Goal :: Copy the rows below word for word.

Extracted information ::
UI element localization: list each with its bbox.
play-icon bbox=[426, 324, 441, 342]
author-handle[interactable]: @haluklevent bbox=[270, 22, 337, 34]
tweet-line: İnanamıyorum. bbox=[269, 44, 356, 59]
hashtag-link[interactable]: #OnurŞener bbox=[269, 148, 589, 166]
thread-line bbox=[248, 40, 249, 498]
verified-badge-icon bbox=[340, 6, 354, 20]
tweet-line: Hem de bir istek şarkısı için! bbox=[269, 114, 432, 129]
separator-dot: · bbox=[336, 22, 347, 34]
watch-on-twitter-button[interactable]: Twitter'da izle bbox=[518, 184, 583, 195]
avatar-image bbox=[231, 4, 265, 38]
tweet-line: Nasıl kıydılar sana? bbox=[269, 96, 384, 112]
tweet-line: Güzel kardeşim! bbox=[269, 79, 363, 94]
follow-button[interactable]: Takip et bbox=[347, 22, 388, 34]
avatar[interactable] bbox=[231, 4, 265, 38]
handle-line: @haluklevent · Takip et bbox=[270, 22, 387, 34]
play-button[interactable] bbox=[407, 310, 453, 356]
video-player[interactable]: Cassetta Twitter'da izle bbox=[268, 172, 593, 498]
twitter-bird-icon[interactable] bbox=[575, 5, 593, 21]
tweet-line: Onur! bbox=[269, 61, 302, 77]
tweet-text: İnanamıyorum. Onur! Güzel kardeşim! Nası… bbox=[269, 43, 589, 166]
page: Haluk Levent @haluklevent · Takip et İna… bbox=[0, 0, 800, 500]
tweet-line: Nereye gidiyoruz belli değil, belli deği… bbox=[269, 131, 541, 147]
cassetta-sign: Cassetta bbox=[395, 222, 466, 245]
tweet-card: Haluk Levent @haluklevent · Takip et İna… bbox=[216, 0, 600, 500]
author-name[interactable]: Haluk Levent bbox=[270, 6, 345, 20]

Written solution ::
UI element localization: list each with its bbox.
play-icon bbox=[426, 324, 441, 342]
author-handle[interactable]: @haluklevent bbox=[270, 22, 337, 34]
tweet-line: İnanamıyorum. bbox=[269, 44, 356, 59]
hashtag-link[interactable]: #OnurŞener bbox=[269, 148, 589, 166]
thread-line bbox=[248, 40, 249, 498]
verified-badge-icon bbox=[340, 6, 354, 20]
tweet-line: Hem de bir istek şarkısı için! bbox=[269, 114, 432, 129]
separator-dot: · bbox=[336, 22, 347, 34]
watch-on-twitter-button[interactable]: Twitter'da izle bbox=[518, 184, 583, 195]
avatar-image bbox=[231, 4, 265, 38]
tweet-line: Nasıl kıydılar sana? bbox=[269, 96, 384, 112]
tweet-line: Güzel kardeşim! bbox=[269, 79, 363, 94]
follow-button[interactable]: Takip et bbox=[347, 22, 388, 34]
avatar[interactable] bbox=[231, 4, 265, 38]
handle-line: @haluklevent · Takip et bbox=[270, 22, 387, 34]
play-button[interactable] bbox=[407, 310, 453, 356]
video-player[interactable]: Cassetta Twitter'da izle bbox=[268, 172, 593, 498]
twitter-bird-icon[interactable] bbox=[575, 5, 593, 21]
tweet-line: Onur! bbox=[269, 61, 302, 77]
tweet-text: İnanamıyorum. Onur! Güzel kardeşim! Nası… bbox=[269, 43, 589, 166]
page: Haluk Levent @haluklevent · Takip et İna… bbox=[0, 0, 800, 500]
tweet-line: Nereye gidiyoruz belli değil, belli deği… bbox=[269, 131, 541, 147]
cassetta-sign: Cassetta bbox=[395, 222, 466, 245]
tweet-card: Haluk Levent @haluklevent · Takip et İna… bbox=[216, 0, 600, 500]
author-name[interactable]: Haluk Levent bbox=[270, 6, 345, 20]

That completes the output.